Wherever the word "Cardiac" shows up in the data, report the line it sits in.

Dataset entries
----
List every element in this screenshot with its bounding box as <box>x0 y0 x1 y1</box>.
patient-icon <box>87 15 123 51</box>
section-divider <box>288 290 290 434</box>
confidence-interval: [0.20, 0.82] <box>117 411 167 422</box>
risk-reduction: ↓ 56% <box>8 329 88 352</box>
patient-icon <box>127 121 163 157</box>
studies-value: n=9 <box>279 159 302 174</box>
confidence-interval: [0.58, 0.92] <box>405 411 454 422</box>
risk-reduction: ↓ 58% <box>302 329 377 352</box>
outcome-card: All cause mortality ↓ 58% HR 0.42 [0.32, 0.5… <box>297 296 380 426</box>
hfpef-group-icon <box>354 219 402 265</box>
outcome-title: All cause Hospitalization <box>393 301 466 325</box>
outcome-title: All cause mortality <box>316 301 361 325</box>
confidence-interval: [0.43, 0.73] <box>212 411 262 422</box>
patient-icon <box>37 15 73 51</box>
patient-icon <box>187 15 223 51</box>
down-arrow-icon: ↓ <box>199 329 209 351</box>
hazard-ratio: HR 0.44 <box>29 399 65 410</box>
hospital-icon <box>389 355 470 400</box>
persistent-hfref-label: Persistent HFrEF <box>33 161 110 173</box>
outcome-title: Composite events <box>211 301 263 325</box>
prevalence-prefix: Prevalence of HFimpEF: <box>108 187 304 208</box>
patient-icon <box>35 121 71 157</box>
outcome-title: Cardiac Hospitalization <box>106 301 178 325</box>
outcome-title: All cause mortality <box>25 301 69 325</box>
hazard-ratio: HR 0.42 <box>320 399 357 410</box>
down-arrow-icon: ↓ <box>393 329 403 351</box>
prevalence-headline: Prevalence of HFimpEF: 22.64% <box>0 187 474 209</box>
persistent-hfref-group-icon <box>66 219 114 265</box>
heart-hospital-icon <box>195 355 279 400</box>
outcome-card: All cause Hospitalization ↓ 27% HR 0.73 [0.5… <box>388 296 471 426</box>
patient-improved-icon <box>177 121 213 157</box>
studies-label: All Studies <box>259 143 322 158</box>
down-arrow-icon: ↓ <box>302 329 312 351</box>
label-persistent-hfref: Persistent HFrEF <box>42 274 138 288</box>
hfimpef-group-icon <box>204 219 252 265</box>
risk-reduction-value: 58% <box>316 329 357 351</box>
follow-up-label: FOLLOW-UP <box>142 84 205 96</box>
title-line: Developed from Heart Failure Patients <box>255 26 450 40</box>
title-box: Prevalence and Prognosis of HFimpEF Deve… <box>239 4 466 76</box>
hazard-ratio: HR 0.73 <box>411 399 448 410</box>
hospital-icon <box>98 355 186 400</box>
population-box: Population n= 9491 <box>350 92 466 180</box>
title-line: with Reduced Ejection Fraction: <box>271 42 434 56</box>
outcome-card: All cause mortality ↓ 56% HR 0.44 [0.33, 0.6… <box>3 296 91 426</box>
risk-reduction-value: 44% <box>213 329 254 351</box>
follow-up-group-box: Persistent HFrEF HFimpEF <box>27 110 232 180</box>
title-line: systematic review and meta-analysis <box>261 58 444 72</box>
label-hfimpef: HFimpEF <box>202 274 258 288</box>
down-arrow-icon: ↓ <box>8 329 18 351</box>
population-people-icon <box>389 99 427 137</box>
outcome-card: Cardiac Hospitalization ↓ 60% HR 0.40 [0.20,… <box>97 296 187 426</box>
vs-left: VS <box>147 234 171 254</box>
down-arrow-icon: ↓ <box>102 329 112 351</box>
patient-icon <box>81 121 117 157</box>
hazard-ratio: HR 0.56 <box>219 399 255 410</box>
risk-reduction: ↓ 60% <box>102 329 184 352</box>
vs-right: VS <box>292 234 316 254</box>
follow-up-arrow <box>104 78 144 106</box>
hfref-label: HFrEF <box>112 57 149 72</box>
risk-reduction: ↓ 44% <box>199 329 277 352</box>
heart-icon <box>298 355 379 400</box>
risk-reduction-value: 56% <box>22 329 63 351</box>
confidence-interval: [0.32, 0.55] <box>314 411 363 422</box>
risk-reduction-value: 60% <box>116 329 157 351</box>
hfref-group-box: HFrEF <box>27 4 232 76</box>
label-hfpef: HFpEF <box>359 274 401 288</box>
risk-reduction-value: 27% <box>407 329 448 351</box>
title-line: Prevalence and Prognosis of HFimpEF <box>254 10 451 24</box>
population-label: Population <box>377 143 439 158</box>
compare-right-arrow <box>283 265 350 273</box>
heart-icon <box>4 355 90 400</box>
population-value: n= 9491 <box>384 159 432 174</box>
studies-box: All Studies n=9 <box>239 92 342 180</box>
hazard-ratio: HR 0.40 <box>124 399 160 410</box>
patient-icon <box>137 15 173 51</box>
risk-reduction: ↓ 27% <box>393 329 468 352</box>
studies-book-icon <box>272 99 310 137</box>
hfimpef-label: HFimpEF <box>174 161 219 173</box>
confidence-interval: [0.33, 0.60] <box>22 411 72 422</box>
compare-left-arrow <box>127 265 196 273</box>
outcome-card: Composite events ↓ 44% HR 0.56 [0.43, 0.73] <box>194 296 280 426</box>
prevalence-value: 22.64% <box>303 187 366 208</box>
----
§ **SOLUTION TO THE EXERCISE**
outcome-title: Cardiac Hospitalization <box>106 301 178 325</box>
outcome-card: Cardiac Hospitalization ↓ 60% HR 0.40 [0.20,… <box>97 296 187 426</box>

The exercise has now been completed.